Dataset excerpts:
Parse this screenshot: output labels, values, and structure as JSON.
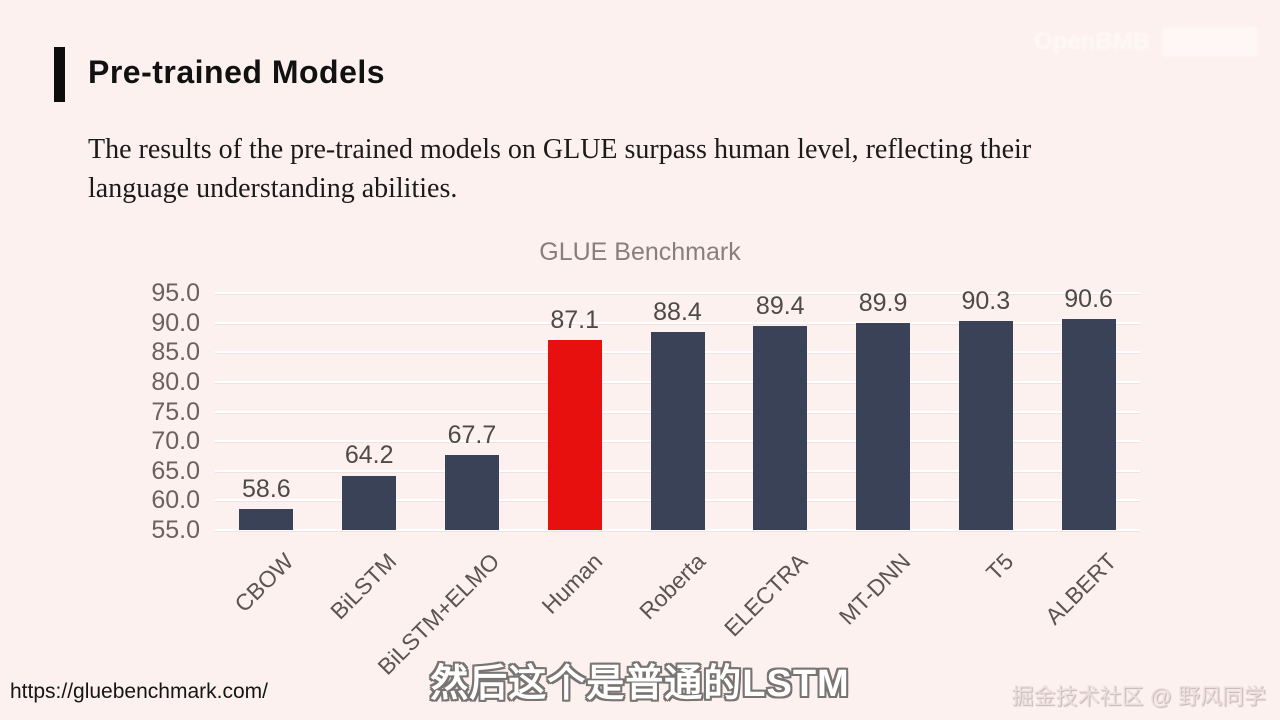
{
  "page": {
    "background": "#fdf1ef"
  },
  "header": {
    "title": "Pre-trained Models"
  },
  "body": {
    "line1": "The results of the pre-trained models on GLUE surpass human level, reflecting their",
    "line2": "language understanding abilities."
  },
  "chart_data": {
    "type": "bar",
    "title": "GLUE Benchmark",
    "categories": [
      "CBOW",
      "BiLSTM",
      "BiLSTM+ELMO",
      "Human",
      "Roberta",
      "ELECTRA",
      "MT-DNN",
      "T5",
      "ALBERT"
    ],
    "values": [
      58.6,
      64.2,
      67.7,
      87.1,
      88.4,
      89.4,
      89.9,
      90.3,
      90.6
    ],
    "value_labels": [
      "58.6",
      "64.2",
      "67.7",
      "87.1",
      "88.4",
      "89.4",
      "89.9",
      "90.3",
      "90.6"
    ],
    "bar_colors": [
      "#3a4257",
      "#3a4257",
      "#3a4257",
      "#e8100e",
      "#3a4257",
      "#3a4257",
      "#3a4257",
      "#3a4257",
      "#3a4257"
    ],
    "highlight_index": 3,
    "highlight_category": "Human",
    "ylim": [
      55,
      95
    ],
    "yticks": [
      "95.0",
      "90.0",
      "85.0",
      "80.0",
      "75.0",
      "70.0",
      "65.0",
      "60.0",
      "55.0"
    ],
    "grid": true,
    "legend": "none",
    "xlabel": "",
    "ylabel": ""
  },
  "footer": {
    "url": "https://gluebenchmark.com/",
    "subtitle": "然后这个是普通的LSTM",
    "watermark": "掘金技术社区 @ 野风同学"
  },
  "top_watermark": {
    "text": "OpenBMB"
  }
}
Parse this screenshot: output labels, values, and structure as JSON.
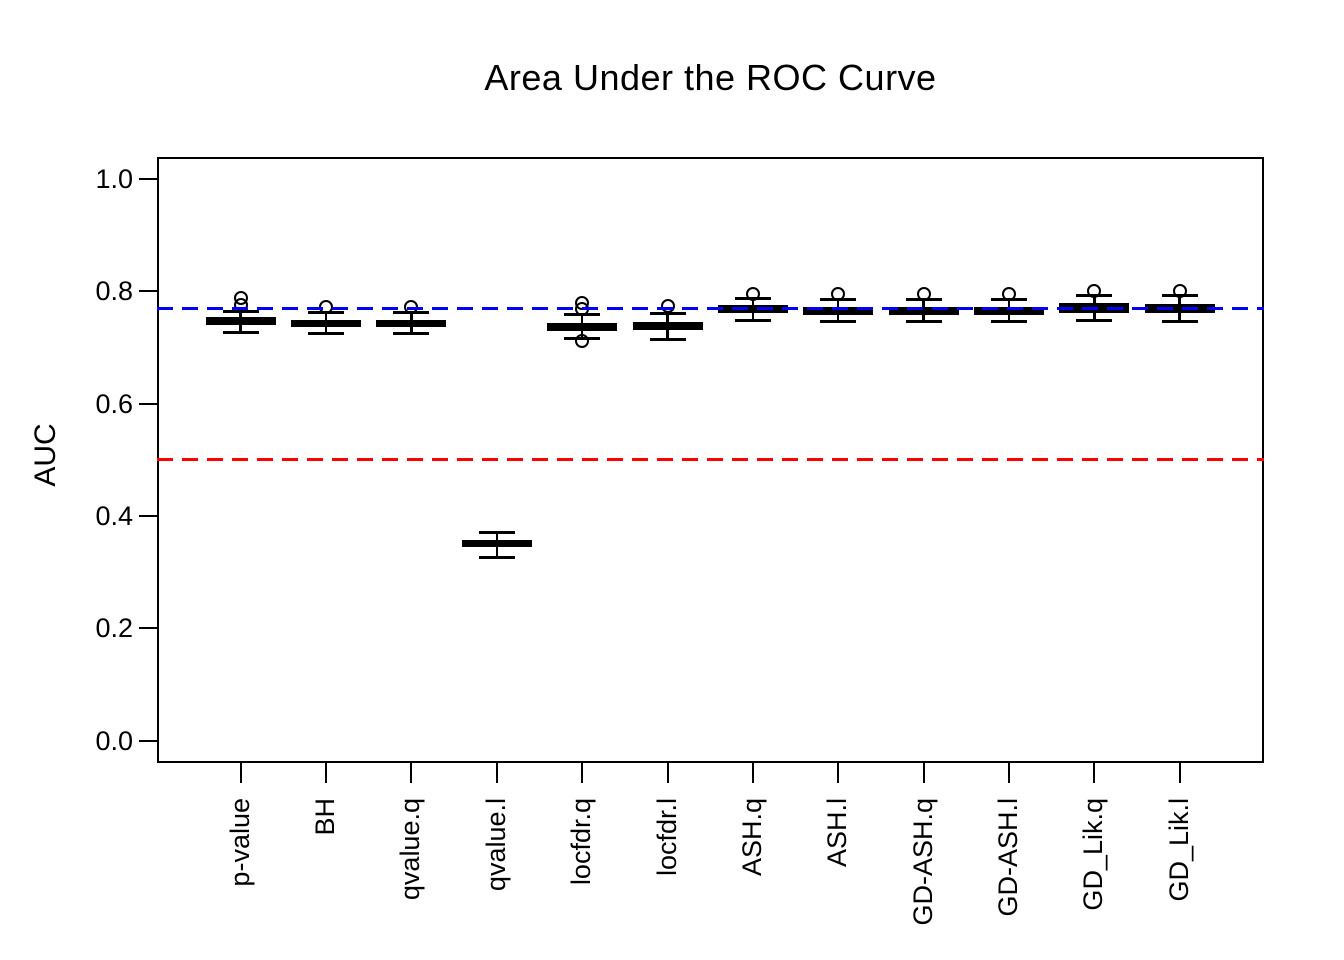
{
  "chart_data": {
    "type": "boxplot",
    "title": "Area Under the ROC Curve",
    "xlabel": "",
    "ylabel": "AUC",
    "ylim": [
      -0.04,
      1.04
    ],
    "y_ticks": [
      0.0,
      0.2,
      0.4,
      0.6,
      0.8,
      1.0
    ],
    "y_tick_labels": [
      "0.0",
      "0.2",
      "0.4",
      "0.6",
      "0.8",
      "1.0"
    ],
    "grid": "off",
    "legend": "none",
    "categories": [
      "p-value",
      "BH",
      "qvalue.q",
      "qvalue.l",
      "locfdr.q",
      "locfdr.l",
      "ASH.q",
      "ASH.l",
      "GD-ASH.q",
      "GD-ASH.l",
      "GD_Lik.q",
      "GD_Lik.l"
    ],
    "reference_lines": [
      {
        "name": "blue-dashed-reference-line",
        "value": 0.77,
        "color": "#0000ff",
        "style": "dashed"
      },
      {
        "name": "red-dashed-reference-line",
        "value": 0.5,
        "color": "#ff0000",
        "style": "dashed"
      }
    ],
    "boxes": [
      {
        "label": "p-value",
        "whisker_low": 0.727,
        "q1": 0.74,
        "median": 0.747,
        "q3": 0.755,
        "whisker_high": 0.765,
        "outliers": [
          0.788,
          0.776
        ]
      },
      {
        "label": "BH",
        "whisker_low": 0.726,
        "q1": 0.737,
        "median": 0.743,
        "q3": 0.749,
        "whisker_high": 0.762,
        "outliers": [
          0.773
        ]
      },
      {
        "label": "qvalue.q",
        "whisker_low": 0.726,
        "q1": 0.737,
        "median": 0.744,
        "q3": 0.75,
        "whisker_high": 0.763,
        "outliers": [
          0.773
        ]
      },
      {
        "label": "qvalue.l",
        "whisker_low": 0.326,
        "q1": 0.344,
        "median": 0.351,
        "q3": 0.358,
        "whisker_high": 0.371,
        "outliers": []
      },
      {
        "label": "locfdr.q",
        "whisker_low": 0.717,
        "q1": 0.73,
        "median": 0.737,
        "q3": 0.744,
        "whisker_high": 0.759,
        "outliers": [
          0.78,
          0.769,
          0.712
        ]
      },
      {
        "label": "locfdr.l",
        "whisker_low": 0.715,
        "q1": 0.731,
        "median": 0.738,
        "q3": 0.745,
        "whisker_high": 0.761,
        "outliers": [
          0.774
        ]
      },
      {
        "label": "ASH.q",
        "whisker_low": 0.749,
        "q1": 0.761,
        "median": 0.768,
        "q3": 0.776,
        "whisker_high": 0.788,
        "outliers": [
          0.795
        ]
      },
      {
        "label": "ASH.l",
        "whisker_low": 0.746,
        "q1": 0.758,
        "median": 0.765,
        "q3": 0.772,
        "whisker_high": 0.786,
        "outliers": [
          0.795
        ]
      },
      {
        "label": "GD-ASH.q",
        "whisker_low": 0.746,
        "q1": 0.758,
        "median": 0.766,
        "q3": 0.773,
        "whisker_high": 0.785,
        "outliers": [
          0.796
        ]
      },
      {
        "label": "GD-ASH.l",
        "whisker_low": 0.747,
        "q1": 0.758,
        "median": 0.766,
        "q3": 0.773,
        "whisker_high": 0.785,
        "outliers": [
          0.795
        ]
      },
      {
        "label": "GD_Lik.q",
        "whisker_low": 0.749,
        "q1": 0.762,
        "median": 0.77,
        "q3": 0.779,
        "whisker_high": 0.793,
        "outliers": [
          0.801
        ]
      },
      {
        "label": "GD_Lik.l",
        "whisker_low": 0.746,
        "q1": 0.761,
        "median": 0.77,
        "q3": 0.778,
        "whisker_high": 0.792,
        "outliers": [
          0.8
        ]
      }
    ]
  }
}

Problem requirements:
Copy out all of the material exactly as written, without its pictures.

Final result:
Parse this screenshot: output labels, values, and structure as JSON.
{
  "page": {
    "background": "#fdf1ef"
  },
  "header": {
    "title": "Pre-trained Models"
  },
  "body": {
    "line1": "The results of the pre-trained models on GLUE surpass human level, reflecting their",
    "line2": "language understanding abilities."
  },
  "chart_data": {
    "type": "bar",
    "title": "GLUE Benchmark",
    "categories": [
      "CBOW",
      "BiLSTM",
      "BiLSTM+ELMO",
      "Human",
      "Roberta",
      "ELECTRA",
      "MT-DNN",
      "T5",
      "ALBERT"
    ],
    "values": [
      58.6,
      64.2,
      67.7,
      87.1,
      88.4,
      89.4,
      89.9,
      90.3,
      90.6
    ],
    "value_labels": [
      "58.6",
      "64.2",
      "67.7",
      "87.1",
      "88.4",
      "89.4",
      "89.9",
      "90.3",
      "90.6"
    ],
    "bar_colors": [
      "#3a4257",
      "#3a4257",
      "#3a4257",
      "#e8100e",
      "#3a4257",
      "#3a4257",
      "#3a4257",
      "#3a4257",
      "#3a4257"
    ],
    "highlight_index": 3,
    "highlight_category": "Human",
    "ylim": [
      55,
      95
    ],
    "yticks": [
      "95.0",
      "90.0",
      "85.0",
      "80.0",
      "75.0",
      "70.0",
      "65.0",
      "60.0",
      "55.0"
    ],
    "grid": true,
    "legend": "none",
    "xlabel": "",
    "ylabel": ""
  },
  "footer": {
    "url": "https://gluebenchmark.com/",
    "subtitle": "然后这个是普通的LSTM",
    "watermark": "掘金技术社区 @ 野风同学"
  },
  "top_watermark": {
    "text": "OpenBMB"
  }
}
Parse this screenshot: output labels, values, and structure as JSON.
{
  "chart_data": {
    "type": "boxplot",
    "title": "Area Under the ROC Curve",
    "xlabel": "",
    "ylabel": "AUC",
    "ylim": [
      -0.04,
      1.04
    ],
    "y_ticks": [
      0.0,
      0.2,
      0.4,
      0.6,
      0.8,
      1.0
    ],
    "y_tick_labels": [
      "0.0",
      "0.2",
      "0.4",
      "0.6",
      "0.8",
      "1.0"
    ],
    "grid": "off",
    "legend": "none",
    "categories": [
      "p-value",
      "BH",
      "qvalue.q",
      "qvalue.l",
      "locfdr.q",
      "locfdr.l",
      "ASH.q",
      "ASH.l",
      "GD-ASH.q",
      "GD-ASH.l",
      "GD_Lik.q",
      "GD_Lik.l"
    ],
    "reference_lines": [
      {
        "name": "blue-dashed-reference-line",
        "value": 0.77,
        "color": "#0000ff",
        "style": "dashed"
      },
      {
        "name": "red-dashed-reference-line",
        "value": 0.5,
        "color": "#ff0000",
        "style": "dashed"
      }
    ],
    "boxes": [
      {
        "label": "p-value",
        "whisker_low": 0.727,
        "q1": 0.74,
        "median": 0.747,
        "q3": 0.755,
        "whisker_high": 0.765,
        "outliers": [
          0.788,
          0.776
        ]
      },
      {
        "label": "BH",
        "whisker_low": 0.726,
        "q1": 0.737,
        "median": 0.743,
        "q3": 0.749,
        "whisker_high": 0.762,
        "outliers": [
          0.773
        ]
      },
      {
        "label": "qvalue.q",
        "whisker_low": 0.726,
        "q1": 0.737,
        "median": 0.744,
        "q3": 0.75,
        "whisker_high": 0.763,
        "outliers": [
          0.773
        ]
      },
      {
        "label": "qvalue.l",
        "whisker_low": 0.326,
        "q1": 0.344,
        "median": 0.351,
        "q3": 0.358,
        "whisker_high": 0.371,
        "outliers": []
      },
      {
        "label": "locfdr.q",
        "whisker_low": 0.717,
        "q1": 0.73,
        "median": 0.737,
        "q3": 0.744,
        "whisker_high": 0.759,
        "outliers": [
          0.78,
          0.769,
          0.712
        ]
      },
      {
        "label": "locfdr.l",
        "whisker_low": 0.715,
        "q1": 0.731,
        "median": 0.738,
        "q3": 0.745,
        "whisker_high": 0.761,
        "outliers": [
          0.774
        ]
      },
      {
        "label": "ASH.q",
        "whisker_low": 0.749,
        "q1": 0.761,
        "median": 0.768,
        "q3": 0.776,
        "whisker_high": 0.788,
        "outliers": [
          0.795
        ]
      },
      {
        "label": "ASH.l",
        "whisker_low": 0.746,
        "q1": 0.758,
        "median": 0.765,
        "q3": 0.772,
        "whisker_high": 0.786,
        "outliers": [
          0.795
        ]
      },
      {
        "label": "GD-ASH.q",
        "whisker_low": 0.746,
        "q1": 0.758,
        "median": 0.766,
        "q3": 0.773,
        "whisker_high": 0.785,
        "outliers": [
          0.796
        ]
      },
      {
        "label": "GD-ASH.l",
        "whisker_low": 0.747,
        "q1": 0.758,
        "median": 0.766,
        "q3": 0.773,
        "whisker_high": 0.785,
        "outliers": [
          0.795
        ]
      },
      {
        "label": "GD_Lik.q",
        "whisker_low": 0.749,
        "q1": 0.762,
        "median": 0.77,
        "q3": 0.779,
        "whisker_high": 0.793,
        "outliers": [
          0.801
        ]
      },
      {
        "label": "GD_Lik.l",
        "whisker_low": 0.746,
        "q1": 0.761,
        "median": 0.77,
        "q3": 0.778,
        "whisker_high": 0.792,
        "outliers": [
          0.8
        ]
      }
    ]
  }
}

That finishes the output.